Aim →
Starting at the first line of the entries and ending at the line that contains "y-category-label-line: KVFinder xyxy=(53,39,180,72)", with both of these lines included, format those lines as a numbered list and leave out any blank lines.

== Dataset records

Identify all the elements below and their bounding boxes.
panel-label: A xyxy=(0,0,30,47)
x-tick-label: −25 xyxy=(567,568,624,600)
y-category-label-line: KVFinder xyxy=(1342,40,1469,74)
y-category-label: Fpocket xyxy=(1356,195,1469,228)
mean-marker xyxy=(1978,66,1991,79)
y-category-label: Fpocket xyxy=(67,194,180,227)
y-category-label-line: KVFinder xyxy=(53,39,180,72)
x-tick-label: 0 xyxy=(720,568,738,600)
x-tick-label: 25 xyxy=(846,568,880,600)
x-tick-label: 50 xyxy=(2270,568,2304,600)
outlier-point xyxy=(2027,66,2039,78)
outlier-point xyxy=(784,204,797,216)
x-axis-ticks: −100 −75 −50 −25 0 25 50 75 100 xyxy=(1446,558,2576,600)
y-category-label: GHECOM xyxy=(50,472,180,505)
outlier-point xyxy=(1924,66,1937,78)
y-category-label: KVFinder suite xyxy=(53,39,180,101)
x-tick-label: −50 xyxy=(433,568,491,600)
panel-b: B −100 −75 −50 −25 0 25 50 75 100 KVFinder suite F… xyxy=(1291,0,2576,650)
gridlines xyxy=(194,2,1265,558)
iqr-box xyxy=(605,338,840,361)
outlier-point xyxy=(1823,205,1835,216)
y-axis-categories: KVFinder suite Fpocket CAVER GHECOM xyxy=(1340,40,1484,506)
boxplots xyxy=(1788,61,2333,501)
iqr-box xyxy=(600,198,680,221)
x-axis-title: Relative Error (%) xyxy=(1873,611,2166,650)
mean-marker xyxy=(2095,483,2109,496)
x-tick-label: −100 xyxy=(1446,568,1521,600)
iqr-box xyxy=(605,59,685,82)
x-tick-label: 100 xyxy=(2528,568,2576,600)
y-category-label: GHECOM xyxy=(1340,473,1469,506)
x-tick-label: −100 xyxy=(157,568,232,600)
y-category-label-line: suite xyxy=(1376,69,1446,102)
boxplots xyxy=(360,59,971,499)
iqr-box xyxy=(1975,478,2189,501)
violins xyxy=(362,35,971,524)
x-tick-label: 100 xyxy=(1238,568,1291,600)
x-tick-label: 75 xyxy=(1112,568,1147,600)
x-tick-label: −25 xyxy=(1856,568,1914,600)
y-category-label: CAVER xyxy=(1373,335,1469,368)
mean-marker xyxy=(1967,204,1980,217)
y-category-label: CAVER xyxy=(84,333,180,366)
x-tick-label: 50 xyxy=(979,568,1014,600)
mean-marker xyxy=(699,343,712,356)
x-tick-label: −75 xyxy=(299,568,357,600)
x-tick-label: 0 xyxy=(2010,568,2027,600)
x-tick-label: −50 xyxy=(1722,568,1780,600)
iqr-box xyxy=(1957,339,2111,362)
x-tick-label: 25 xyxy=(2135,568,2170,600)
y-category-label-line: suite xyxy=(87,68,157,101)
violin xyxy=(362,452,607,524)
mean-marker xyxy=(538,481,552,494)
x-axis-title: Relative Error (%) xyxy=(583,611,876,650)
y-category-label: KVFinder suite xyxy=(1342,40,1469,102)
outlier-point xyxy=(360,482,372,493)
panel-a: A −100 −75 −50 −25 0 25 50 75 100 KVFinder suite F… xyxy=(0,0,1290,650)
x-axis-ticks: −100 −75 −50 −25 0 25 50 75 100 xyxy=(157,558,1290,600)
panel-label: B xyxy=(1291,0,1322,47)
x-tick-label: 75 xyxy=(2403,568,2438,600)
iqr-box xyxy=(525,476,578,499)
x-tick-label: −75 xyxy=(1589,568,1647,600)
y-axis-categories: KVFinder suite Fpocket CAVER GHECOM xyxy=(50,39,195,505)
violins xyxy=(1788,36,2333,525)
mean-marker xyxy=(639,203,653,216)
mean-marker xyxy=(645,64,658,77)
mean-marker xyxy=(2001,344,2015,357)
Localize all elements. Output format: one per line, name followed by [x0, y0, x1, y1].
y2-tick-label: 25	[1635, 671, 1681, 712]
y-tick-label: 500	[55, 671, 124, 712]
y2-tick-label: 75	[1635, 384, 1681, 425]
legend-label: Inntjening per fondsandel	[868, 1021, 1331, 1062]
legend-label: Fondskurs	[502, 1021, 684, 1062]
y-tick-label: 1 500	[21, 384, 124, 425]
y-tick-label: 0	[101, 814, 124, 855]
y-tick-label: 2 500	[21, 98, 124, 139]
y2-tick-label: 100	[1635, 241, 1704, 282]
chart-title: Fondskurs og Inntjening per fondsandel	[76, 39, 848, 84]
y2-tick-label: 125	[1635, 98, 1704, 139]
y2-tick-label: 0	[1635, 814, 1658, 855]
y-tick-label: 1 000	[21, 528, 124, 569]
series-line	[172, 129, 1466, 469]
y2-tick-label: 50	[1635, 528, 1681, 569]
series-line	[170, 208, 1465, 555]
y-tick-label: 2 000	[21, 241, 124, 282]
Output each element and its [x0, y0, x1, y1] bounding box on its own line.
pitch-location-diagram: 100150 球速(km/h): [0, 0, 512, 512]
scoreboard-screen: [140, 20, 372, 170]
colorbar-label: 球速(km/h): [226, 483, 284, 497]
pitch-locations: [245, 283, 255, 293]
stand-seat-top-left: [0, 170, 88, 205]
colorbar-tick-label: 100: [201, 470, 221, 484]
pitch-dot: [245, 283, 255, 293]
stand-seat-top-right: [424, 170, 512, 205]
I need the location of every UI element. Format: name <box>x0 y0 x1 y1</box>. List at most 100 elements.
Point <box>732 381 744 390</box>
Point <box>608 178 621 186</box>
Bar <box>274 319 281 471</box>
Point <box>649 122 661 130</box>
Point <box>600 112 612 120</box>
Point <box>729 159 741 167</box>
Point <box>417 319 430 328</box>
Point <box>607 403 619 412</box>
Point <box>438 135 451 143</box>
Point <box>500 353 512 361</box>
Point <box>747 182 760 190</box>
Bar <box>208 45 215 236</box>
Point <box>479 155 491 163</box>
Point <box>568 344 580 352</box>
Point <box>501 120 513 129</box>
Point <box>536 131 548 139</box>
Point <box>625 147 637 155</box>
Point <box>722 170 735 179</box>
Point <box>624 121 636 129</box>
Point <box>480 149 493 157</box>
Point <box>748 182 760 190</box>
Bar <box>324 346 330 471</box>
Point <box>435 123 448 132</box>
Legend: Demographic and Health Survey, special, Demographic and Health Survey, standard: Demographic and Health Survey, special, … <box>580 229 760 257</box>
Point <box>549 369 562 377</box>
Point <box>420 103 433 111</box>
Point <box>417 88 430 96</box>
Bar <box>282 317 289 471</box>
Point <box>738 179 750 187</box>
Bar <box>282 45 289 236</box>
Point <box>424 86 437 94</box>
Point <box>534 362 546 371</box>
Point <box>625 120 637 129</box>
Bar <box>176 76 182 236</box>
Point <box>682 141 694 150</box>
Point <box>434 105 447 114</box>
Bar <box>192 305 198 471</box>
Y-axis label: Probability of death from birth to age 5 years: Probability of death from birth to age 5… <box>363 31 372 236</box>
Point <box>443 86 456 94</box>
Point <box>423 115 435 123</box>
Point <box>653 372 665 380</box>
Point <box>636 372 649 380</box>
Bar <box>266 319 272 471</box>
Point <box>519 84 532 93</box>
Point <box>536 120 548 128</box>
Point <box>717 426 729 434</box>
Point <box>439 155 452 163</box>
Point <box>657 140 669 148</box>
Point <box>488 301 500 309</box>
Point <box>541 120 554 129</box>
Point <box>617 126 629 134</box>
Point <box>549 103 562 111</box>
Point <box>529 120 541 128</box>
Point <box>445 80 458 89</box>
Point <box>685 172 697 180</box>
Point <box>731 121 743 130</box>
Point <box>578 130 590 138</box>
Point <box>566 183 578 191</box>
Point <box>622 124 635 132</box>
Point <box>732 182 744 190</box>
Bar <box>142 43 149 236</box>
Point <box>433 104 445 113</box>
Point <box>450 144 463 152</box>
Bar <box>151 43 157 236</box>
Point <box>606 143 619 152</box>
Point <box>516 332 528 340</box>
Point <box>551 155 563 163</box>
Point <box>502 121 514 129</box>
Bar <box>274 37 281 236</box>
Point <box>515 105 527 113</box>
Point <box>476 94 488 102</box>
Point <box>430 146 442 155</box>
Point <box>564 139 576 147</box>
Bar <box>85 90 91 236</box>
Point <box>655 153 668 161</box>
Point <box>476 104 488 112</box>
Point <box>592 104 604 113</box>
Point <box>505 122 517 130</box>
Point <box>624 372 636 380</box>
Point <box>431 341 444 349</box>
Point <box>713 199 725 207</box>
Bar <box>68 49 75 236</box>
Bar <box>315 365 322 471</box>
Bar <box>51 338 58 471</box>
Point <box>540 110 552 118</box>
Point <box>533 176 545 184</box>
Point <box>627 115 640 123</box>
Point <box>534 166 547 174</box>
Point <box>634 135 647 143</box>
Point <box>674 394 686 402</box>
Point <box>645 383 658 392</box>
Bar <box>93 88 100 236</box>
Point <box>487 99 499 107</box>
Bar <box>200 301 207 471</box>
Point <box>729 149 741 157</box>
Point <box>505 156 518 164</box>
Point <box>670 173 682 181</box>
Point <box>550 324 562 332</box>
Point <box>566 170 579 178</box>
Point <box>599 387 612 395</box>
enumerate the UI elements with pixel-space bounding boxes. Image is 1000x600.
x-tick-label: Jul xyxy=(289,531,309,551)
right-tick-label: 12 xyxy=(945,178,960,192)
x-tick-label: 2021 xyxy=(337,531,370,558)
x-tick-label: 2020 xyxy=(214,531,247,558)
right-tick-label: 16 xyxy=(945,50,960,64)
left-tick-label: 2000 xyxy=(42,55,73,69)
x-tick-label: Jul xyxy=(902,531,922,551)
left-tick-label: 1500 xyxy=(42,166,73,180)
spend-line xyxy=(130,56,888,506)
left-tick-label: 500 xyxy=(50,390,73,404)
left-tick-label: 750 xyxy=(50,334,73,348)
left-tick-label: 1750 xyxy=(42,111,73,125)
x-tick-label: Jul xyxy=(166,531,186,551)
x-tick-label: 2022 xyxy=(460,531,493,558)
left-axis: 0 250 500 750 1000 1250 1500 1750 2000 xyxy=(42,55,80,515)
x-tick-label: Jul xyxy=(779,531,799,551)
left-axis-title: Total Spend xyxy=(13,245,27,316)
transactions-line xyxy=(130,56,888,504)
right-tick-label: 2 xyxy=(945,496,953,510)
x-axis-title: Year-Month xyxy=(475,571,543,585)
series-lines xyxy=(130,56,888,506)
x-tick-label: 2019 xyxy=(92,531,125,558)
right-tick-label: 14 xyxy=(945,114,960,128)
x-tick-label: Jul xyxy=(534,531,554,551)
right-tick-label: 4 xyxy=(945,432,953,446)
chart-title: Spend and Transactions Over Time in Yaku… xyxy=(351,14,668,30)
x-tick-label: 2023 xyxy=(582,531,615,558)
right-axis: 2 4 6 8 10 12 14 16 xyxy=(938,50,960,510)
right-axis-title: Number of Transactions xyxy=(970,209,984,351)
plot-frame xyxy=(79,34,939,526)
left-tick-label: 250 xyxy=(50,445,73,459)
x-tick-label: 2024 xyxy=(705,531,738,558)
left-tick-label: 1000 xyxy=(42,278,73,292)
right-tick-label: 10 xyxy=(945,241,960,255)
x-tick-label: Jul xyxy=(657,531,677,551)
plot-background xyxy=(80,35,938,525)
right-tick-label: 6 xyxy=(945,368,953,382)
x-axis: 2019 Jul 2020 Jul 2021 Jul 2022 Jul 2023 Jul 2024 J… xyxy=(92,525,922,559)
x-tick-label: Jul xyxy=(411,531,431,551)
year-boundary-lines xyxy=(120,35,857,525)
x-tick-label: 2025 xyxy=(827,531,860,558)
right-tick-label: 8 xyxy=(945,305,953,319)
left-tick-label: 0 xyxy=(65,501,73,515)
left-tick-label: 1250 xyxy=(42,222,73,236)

====

Solution →
1. Identify all the elements below and their bounding boxes.
2. panel-label: A xyxy=(0,0,30,47)
3. x-tick-label: −25 xyxy=(567,568,624,600)
4. y-category-label-line: KVFinder xyxy=(1342,40,1469,74)
5. y-category-label: Fpocket xyxy=(1356,195,1469,228)
6. mean-marker xyxy=(1978,66,1991,79)
7. y-category-label: Fpocket xyxy=(67,194,180,227)
8. y-category-label-line: KVFinder xyxy=(53,39,180,72)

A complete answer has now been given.